** START Entries shown **
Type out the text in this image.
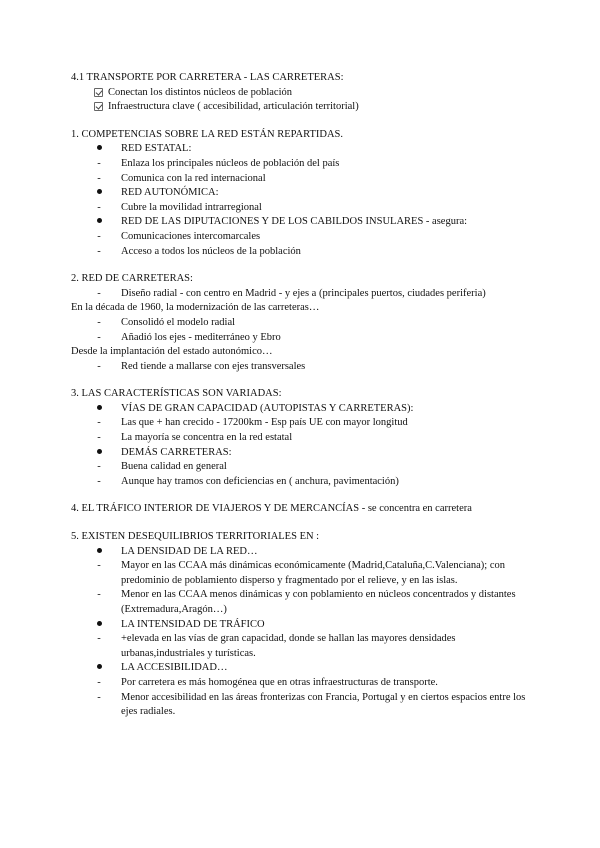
4.1 TRANSPORTE POR CARRETERA - LAS CARRETERAS:

Conectan los distintos núcleos de población
Infraestructura clave ( accesibilidad, articulación territorial)

1. COMPETENCIAS SOBRE LA RED ESTÁN REPARTIDAS.

RED ESTATAL:
-	Enlaza los principales núcleos de población del país
-	Comunica con la red internacional
RED AUTONÓMICA:
-	Cubre la movilidad intrarregional
RED DE LAS DIPUTACIONES Y DE LOS CABILDOS INSULARES - asegura:
-	Comunicaciones intercomarcales
-	Acceso a todos los núcleos de la población

2. RED DE CARRETERAS:

-	Diseño radial - con centro en Madrid - y ejes a (principales puertos, ciudades periferia)

En la década de 1960, la modernización de las carreteras…

-	Consolidó el modelo radial
-	Añadió los ejes - mediterráneo y Ebro

Desde la implantación del estado autonómico…

-	Red tiende a mallarse con ejes transversales

3. LAS CARACTERÍSTICAS SON VARIADAS:

VÍAS DE GRAN CAPACIDAD (AUTOPISTAS Y CARRETERAS):
-	Las que + han crecido - 17200km - Esp país UE con mayor longitud
-	La mayoría se concentra en la red estatal
DEMÁS CARRETERAS:
-	Buena calidad en general
-	Aunque hay tramos con deficiencias en ( anchura, pavimentación)

4. EL TRÁFICO INTERIOR DE VIAJEROS Y DE MERCANCÍAS - se concentra en carretera

5. EXISTEN DESEQUILIBRIOS TERRITORIALES EN :

LA DENSIDAD DE LA RED…
-	Mayor en las CCAA más dinámicas económicamente (Madrid,Cataluña,C.Valenciana); con predominio de poblamiento disperso y fragmentado por el relieve, y en las islas.
-	Menor en las CCAA menos dinámicas y con poblamiento en núcleos concentrados y distantes (Extremadura,Aragón…)
LA INTENSIDAD DE TRÁFICO
-	+elevada en las vías de gran capacidad, donde se hallan las mayores densidades urbanas,industriales y turísticas.
LA ACCESIBILIDAD…
-	Por carretera es más homogénea que en otras infraestructuras de transporte.
-	Menor accesibilidad en las áreas fronterizas con Francia, Portugal y en ciertos espacios entre los ejes radiales.
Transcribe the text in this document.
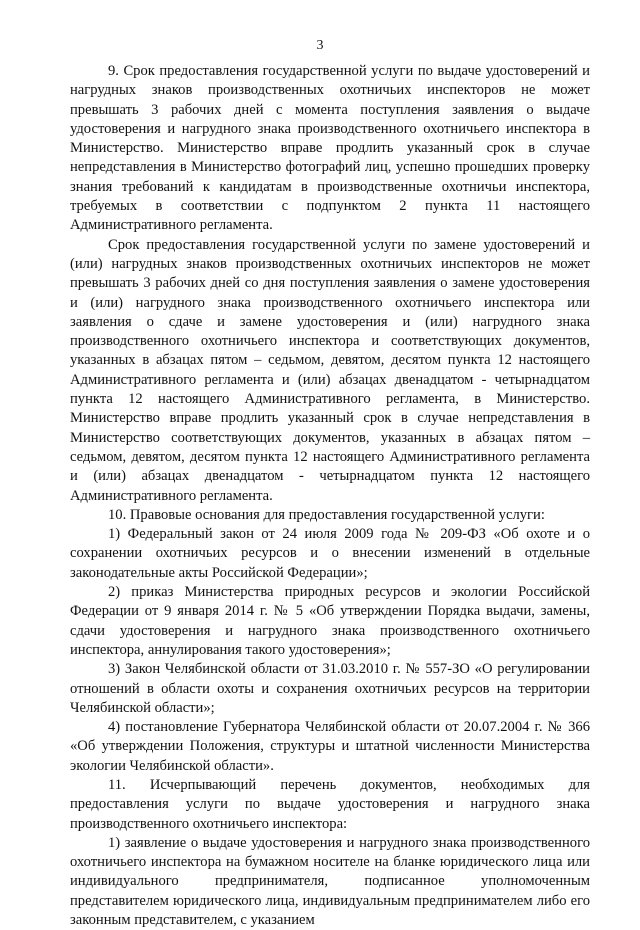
3

9. Срок предоставления государственной услуги по выдаче удостоверений и нагрудных знаков производственных охотничьих инспекторов не может превышать 3 рабочих дней с момента поступления заявления о выдаче удостоверения и нагрудного знака производственного охотничьего инспектора в Министерство. Министерство вправе продлить указанный срок в случае непредставления в Министерство фотографий лиц, успешно прошедших проверку знания требований к кандидатам в производственные охотничьи инспектора, требуемых в соответствии с подпунктом 2 пункта 11 настоящего Административного регламента.

Срок предоставления государственной услуги по замене удостоверений и (или) нагрудных знаков производственных охотничьих инспекторов не может превышать 3 рабочих дней со дня поступления заявления о замене удостоверения и (или) нагрудного знака производственного охотничьего инспектора или заявления о сдаче и замене удостоверения и (или) нагрудного знака производственного охотничьего инспектора и соответствующих документов, указанных в абзацах пятом – седьмом, девятом, десятом пункта 12 настоящего Административного регламента и (или) абзацах двенадцатом - четырнадцатом пункта 12 настоящего Административного регламента, в Министерство. Министерство вправе продлить указанный срок в случае непредставления в Министерство соответствующих документов, указанных в абзацах пятом – седьмом, девятом, десятом пункта 12 настоящего Административного регламента и (или) абзацах двенадцатом - четырнадцатом пункта 12 настоящего Административного регламента.

10. Правовые основания для предоставления государственной услуги:

1) Федеральный закон от 24 июля 2009 года № 209-ФЗ «Об охоте и о сохранении охотничьих ресурсов и о внесении изменений в отдельные законодательные акты Российской Федерации»;

2) приказ Министерства природных ресурсов и экологии Российской Федерации от 9 января 2014 г. № 5 «Об утверждении Порядка выдачи, замены, сдачи удостоверения и нагрудного знака производственного охотничьего инспектора, аннулирования такого удостоверения»;

3) Закон Челябинской области от 31.03.2010 г. № 557-ЗО «О регулировании отношений в области охоты и сохранения охотничьих ресурсов на территории Челябинской области»;

4) постановление Губернатора Челябинской области от 20.07.2004 г. № 366 «Об утверждении Положения, структуры и штатной численности Министерства экологии Челябинской области».

11. Исчерпывающий перечень документов, необходимых для предоставления услуги по выдаче удостоверения и нагрудного знака производственного охотничьего инспектора:

1) заявление о выдаче удостоверения и нагрудного знака производственного охотничьего инспектора на бумажном носителе на бланке юридического лица или индивидуального предпринимателя, подписанное уполномоченным представителем юридического лица, индивидуальным предпринимателем либо его законным представителем, с указанием
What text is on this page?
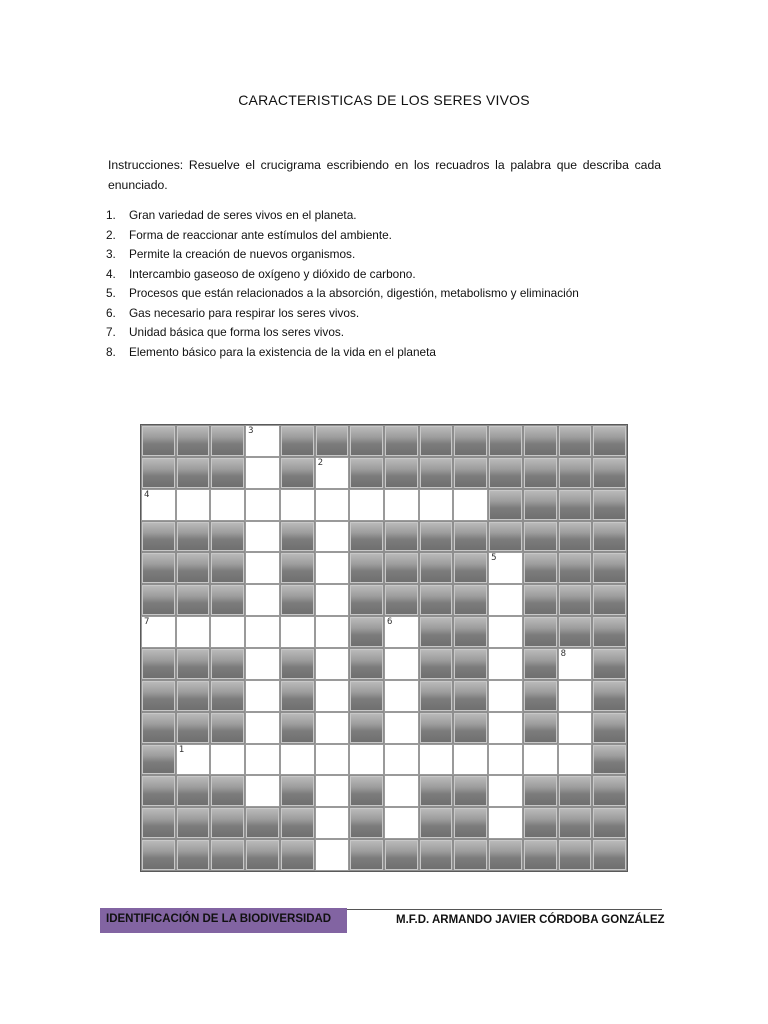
CARACTERISTICAS DE LOS SERES VIVOS
Instrucciones: Resuelve el crucigrama escribiendo en los recuadros la palabra que describa cada enunciado.
1. Gran variedad de seres vivos en el planeta.
2. Forma de reaccionar ante estímulos del ambiente.
3. Permite la creación de nuevos organismos.
4. Intercambio gaseoso de oxígeno y dióxido de carbono.
5. Procesos que están relacionados a la absorción, digestión, metabolismo y eliminación
6. Gas necesario para respirar los seres vivos.
7. Unidad básica que forma los seres vivos.
8. Elemento básico para la existencia de la vida en el planeta
3
2
4
5
7	6
8
1
IDENTIFICACIÓN DE LA BIODIVERSIDAD	M.F.D. ARMANDO JAVIER CÓRDOBA GONZÁLEZ
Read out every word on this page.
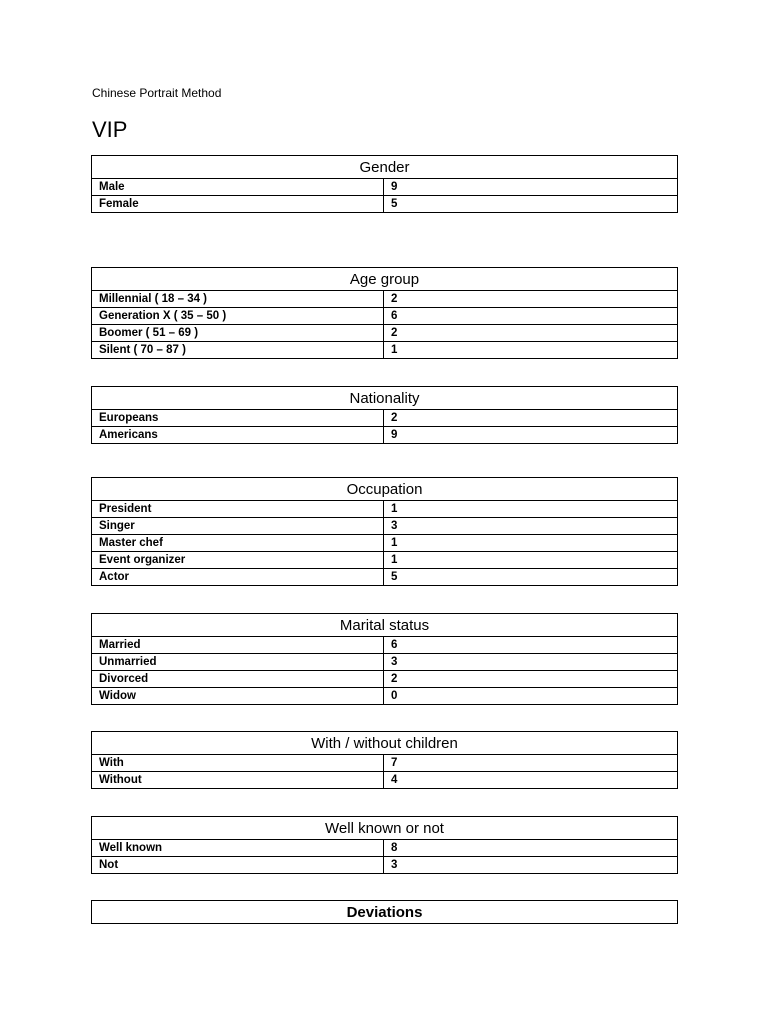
Chinese Portrait Method
VIP
Gender	
Male	9
Female	5
Age group	
Millennial ( 18 – 34 )	2
Generation X ( 35 – 50 )	6
Boomer ( 51 – 69 )	2
Silent ( 70 – 87 )	1
Nationality	
Europeans	2
Americans	9
Occupation	
President	1
Singer	3
Master chef	1
Event organizer	1
Actor	5
Marital status	
Married	6
Unmarried	3
Divorced	2
Widow	0
With / without children	
With	7
Without	4
Well known or not	
Well known	8
Not	3
Deviations
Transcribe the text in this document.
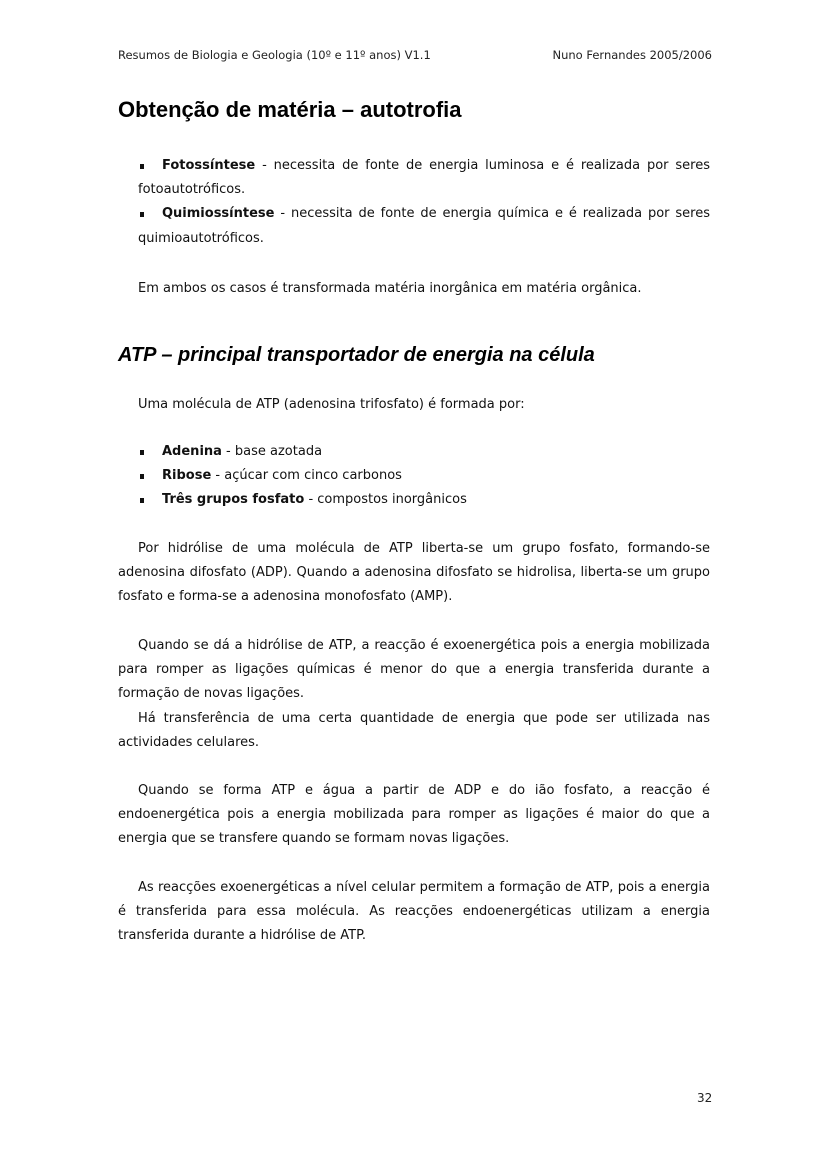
Resumos de Biologia e Geologia (10º e 11º anos) V1.1	Nuno Fernandes 2005/2006
Obtenção de matéria – autotrofia
Fotossíntese - necessita de fonte de energia luminosa e é realizada por seres fotoautotróficos.
Quimiossíntese - necessita de fonte de energia química e é realizada por seres quimioautotróficos.

Em ambos os casos é transformada matéria inorgânica em matéria orgânica.

ATP – principal transportador de energia na célula

Uma molécula de ATP (adenosina trifosfato) é formada por:

Adenina - base azotada
Ribose - açúcar com cinco carbonos
Três grupos fosfato - compostos inorgânicos

Por hidrólise de uma molécula de ATP liberta-se um grupo fosfato, formando-se adenosina difosfato (ADP). Quando a adenosina difosfato se hidrolisa, liberta-se um grupo fosfato e forma-se a adenosina monofosfato (AMP).

Quando se dá a hidrólise de ATP, a reacção é exoenergética pois a energia mobilizada para romper as ligações químicas é menor do que a energia transferida durante a formação de novas ligações.

Há transferência de uma certa quantidade de energia que pode ser utilizada nas actividades celulares.

Quando se forma ATP e água a partir de ADP e do ião fosfato, a reacção é endoenergética pois a energia mobilizada para romper as ligações é maior do que a energia que se transfere quando se formam novas ligações.

As reacções exoenergéticas a nível celular permitem a formação de ATP, pois a energia é transferida para essa molécula. As reacções endoenergéticas utilizam a energia transferida durante a hidrólise de ATP.

32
** END Entries shown **
Work instructions: Pull every line containing "Федерации" from the data.

Exercise result:
1) Федеральный закон от 24 июля 2009 года № 209-ФЗ «Об охоте и о сохранении охотничьих ресурсов и о внесении изменений в отдельные законодательные акты Российской Федерации»;
2) приказ Министерства природных ресурсов и экологии Российской Федерации от 9 января 2014 г. № 5 «Об утверждении Порядка выдачи, замены, сдачи удостоверения и нагрудного знака производственного охотничьего инспектора, аннулирования такого удостоверения»;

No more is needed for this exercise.